__GIVEN TEXT__
<<<<
How would something like this be interpreted as a backlash against teachers and administrators? I’m not seeing a connection.[/quote]
Current academic curricula is dominated by the progeny of the academic movement of the 1960s. It eschewed hard-earned knowledge and earned truth for a therapeutic curriculum that moved away from objectivity. It de-emphasized rigor and the social sciences assumed a class/race/gender bias analysis rather than a historically Western one.
There has been a movement to correct this ever since it begain occurring, and the Texas Evangelical push seems to be one of the reactions to it.
[quote]thunderbolt23 wrote:
Current academic curricula is dominated by the progeny of the academic movement of the 1960s. It eschewed hard-earned knowledge and earned truth for a therapeutic curriculum that moved away from objectivity. It de-emphasized rigor and the social sciences assumed a class/race/gender bias analysis rather than a historically Western one.
[/quote]
Any examples of this specifically?
Because honestly, it seems far more to be the revising of history in the way that I thought only some folks on this board could do. Especially the pro-confederate thing, although the writer didn’t exactly enumerate what that meant.
[quote]pushharder wrote:
That was quite the objectively written article.[/quote]
Cause Lib articles CANT possibly be biased right? (pun intended)
But seriously its hard to right an objective article when the topic is objectivity itself.
I liked this excerpt from a CNN opinion article:
“I believe we have an obligation to present our students with inconvenient facts, to make them uncomfortable and to teach them how to assess competing interpretations of our past.”
That being said, ALL “history” is biased. But an attempt to reach back and “remove bias” is the descending down a very slippery slope of revisionism and propaganda.
[quote]PAINTRAINDave wrote:
I liked this excerpt from a CNN opinion article:
“I believe we have an obligation to present our students with inconvenient facts, to make them uncomfortable and to teach them how to assess competing interpretations of our past.”
>>>>
__ABOUT THIS EXERCISE__
In the forum thread, what kind of article is the source of the excerpt that PAINTRAINDave says he liked?

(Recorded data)
<<<<
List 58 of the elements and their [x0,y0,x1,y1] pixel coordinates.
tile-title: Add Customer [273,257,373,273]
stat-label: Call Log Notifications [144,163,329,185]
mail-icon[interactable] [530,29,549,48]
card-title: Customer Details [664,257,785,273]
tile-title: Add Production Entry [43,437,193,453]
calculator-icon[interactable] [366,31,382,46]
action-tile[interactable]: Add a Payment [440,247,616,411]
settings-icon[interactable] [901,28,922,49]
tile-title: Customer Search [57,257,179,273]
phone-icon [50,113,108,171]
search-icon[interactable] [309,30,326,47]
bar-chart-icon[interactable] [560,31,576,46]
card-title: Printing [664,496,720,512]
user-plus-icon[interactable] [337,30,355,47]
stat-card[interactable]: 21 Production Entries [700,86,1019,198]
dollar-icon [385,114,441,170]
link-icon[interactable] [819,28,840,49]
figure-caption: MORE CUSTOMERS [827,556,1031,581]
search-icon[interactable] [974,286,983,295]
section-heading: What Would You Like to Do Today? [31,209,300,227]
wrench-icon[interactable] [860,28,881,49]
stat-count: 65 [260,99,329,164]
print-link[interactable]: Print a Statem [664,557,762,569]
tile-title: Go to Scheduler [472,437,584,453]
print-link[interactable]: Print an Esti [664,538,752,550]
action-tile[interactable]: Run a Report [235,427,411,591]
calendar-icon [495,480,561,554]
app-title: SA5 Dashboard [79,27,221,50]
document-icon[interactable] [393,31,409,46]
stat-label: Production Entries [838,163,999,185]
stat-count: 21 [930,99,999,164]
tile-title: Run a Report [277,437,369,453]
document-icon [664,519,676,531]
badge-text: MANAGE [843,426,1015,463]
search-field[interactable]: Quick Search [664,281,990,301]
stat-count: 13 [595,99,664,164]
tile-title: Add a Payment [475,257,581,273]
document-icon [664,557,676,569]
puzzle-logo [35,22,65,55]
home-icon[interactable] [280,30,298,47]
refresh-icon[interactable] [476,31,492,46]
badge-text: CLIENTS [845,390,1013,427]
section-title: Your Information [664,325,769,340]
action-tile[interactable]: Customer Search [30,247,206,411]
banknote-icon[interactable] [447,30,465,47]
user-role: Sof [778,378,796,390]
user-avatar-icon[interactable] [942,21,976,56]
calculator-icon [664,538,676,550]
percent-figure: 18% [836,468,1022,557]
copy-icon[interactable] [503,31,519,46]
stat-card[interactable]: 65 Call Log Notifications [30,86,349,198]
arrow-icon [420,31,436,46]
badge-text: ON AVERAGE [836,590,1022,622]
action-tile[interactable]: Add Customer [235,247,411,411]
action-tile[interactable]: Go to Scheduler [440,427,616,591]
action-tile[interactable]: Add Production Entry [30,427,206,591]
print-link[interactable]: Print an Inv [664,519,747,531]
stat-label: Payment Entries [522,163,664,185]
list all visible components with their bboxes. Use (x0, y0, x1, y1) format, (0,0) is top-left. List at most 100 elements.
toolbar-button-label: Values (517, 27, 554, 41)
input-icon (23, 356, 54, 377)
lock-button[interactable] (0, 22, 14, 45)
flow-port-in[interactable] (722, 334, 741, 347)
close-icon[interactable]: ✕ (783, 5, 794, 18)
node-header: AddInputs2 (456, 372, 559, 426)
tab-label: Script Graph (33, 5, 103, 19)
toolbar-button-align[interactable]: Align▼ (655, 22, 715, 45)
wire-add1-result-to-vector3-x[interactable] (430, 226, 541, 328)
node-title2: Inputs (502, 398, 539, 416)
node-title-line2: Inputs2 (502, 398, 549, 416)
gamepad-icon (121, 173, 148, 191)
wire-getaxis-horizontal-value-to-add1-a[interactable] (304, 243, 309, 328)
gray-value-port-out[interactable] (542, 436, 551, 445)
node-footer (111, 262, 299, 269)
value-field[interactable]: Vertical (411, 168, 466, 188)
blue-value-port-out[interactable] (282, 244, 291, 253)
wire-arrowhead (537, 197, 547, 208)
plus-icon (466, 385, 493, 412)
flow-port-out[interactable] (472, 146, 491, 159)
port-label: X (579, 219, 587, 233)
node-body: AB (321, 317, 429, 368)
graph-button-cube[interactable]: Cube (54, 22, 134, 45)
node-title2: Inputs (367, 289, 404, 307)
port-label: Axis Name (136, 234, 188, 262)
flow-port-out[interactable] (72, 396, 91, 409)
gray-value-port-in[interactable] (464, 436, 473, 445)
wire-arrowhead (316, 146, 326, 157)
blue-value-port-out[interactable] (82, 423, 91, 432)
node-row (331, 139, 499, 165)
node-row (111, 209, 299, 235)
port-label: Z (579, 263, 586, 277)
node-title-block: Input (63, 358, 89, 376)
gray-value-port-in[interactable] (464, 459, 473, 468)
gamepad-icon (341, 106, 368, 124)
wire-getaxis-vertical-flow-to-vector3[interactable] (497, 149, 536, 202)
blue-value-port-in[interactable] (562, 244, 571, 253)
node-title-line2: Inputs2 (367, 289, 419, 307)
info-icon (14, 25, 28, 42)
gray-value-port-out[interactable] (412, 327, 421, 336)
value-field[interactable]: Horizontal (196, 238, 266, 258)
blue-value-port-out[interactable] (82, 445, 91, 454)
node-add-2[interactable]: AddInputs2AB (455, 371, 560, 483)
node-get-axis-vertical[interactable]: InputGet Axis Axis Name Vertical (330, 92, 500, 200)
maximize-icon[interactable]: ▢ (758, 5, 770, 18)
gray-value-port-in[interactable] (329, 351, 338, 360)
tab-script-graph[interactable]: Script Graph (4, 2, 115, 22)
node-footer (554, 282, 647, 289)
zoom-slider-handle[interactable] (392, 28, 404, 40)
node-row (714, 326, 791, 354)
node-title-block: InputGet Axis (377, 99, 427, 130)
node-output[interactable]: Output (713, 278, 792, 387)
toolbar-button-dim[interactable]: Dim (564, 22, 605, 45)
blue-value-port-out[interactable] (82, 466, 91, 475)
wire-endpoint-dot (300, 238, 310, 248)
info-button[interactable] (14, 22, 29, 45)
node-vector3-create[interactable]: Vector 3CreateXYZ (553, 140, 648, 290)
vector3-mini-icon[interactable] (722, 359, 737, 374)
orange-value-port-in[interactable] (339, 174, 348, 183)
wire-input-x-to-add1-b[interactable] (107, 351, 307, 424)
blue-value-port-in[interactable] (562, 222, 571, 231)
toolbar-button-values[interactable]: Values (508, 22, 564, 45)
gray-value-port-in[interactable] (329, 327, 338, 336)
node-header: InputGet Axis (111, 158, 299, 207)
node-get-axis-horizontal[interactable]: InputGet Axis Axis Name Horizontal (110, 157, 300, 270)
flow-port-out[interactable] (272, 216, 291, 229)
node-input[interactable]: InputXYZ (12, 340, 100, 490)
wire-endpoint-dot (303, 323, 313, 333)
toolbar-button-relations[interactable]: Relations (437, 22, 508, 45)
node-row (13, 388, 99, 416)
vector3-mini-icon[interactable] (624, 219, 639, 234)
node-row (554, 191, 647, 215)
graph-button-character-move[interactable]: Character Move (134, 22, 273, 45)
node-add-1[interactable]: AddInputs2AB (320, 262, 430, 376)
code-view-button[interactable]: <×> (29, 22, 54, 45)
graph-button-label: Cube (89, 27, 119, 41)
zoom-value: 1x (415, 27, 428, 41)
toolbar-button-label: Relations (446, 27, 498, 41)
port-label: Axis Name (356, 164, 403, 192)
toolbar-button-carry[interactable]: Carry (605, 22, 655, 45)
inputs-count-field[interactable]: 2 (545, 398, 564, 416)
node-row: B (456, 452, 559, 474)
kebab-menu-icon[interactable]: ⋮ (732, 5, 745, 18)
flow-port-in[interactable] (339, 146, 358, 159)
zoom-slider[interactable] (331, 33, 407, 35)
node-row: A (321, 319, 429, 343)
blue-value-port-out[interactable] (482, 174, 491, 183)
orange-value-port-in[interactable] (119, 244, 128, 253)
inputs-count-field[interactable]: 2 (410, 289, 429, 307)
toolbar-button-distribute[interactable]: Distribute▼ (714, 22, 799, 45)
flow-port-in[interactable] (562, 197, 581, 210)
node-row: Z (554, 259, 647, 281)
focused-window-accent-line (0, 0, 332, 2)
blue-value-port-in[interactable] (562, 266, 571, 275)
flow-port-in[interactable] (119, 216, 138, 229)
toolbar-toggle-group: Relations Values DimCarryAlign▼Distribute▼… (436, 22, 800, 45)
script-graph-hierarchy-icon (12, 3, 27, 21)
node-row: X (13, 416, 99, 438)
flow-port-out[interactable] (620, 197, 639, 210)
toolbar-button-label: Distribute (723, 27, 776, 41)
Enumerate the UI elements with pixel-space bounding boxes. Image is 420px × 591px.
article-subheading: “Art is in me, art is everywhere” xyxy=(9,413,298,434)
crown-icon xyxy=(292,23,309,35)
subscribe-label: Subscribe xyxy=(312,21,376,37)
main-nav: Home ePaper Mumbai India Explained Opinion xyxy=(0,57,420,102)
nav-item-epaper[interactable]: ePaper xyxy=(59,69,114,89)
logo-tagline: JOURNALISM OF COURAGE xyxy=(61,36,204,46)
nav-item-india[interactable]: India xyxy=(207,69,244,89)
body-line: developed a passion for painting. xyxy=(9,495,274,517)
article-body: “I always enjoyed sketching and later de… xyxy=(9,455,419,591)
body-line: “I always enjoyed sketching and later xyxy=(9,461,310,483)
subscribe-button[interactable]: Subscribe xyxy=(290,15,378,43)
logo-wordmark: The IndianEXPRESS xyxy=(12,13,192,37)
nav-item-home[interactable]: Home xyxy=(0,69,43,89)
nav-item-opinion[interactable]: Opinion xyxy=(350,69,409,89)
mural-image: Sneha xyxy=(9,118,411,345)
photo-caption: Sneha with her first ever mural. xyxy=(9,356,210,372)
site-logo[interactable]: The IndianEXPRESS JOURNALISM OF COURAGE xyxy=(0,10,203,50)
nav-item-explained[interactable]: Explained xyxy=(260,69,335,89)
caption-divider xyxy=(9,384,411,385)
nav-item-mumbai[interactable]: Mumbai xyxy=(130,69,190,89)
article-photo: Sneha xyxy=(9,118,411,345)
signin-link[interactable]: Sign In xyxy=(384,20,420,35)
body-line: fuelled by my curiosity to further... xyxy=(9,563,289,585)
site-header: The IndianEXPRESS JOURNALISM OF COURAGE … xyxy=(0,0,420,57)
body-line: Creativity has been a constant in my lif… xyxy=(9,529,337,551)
>>>>
__RESPONSE__
A CNN opinion article.